## START GIVEN DATA

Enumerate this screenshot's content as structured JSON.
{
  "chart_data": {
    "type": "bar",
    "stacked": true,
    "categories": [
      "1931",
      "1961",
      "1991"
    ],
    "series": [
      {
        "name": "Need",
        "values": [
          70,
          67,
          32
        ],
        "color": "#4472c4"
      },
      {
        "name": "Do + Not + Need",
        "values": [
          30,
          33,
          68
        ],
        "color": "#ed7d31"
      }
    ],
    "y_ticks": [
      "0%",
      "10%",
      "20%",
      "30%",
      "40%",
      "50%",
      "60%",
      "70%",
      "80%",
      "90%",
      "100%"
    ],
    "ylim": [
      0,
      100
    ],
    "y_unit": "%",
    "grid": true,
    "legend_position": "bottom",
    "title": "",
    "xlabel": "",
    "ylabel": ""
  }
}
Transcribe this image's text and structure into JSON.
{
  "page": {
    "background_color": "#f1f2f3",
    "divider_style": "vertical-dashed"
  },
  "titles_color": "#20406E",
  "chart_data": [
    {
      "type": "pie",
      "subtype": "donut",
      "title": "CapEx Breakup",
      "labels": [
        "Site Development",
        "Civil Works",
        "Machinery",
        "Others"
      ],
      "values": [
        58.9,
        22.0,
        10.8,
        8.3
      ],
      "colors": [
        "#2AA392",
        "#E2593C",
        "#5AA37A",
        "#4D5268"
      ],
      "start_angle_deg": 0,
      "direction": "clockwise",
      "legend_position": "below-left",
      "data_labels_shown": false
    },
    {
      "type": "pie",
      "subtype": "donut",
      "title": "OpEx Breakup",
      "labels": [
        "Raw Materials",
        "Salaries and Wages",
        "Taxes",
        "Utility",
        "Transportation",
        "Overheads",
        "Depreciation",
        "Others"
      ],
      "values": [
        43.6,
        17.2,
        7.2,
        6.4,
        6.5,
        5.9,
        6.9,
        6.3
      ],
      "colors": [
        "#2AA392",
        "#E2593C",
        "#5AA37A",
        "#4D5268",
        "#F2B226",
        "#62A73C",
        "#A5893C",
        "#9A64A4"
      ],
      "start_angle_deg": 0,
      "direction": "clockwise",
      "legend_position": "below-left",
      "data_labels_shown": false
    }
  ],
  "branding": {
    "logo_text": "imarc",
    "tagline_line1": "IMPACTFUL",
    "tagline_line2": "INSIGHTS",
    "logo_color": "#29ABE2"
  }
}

## END GIVEN DATA

TASK TO COMPLETE — Starting with the line that contains "Transcribe this image's", repeat each line through the last one exactly as it appears. Include both ends and nothing more.

RESPONSE —
Transcribe this image's text and structure into JSON.
{
  "page": {
    "background_color": "#f1f2f3",
    "divider_style": "vertical-dashed"
  },
  "titles_color": "#20406E",
  "chart_data": [
    {
      "type": "pie",
      "subtype": "donut",
      "title": "CapEx Breakup",
      "labels": [
        "Site Development",
        "Civil Works",
        "Machinery",
        "Others"
      ],
      "values": [
        58.9,
        22.0,
        10.8,
        8.3
      ],
      "colors": [
        "#2AA392",
        "#E2593C",
        "#5AA37A",
        "#4D5268"
      ],
      "start_angle_deg": 0,
      "direction": "clockwise",
      "legend_position": "below-left",
      "data_labels_shown": false
    },
    {
      "type": "pie",
      "subtype": "donut",
      "title": "OpEx Breakup",
      "labels": [
        "Raw Materials",
        "Salaries and Wages",
        "Taxes",
        "Utility",
        "Transportation",
        "Overheads",
        "Depreciation",
        "Others"
      ],
      "values": [
        43.6,
        17.2,
        7.2,
        6.4,
        6.5,
        5.9,
        6.9,
        6.3
      ],
      "colors": [
        "#2AA392",
        "#E2593C",
        "#5AA37A",
        "#4D5268",
        "#F2B226",
        "#62A73C",
        "#A5893C",
        "#9A64A4"
      ],
      "start_angle_deg": 0,
      "direction": "clockwise",
      "legend_position": "below-left",
      "data_labels_shown": false
    }
  ],
  "branding": {
    "logo_text": "imarc",
    "tagline_line1": "IMPACTFUL",
    "tagline_line2": "INSIGHTS",
    "logo_color": "#29ABE2"
  }
}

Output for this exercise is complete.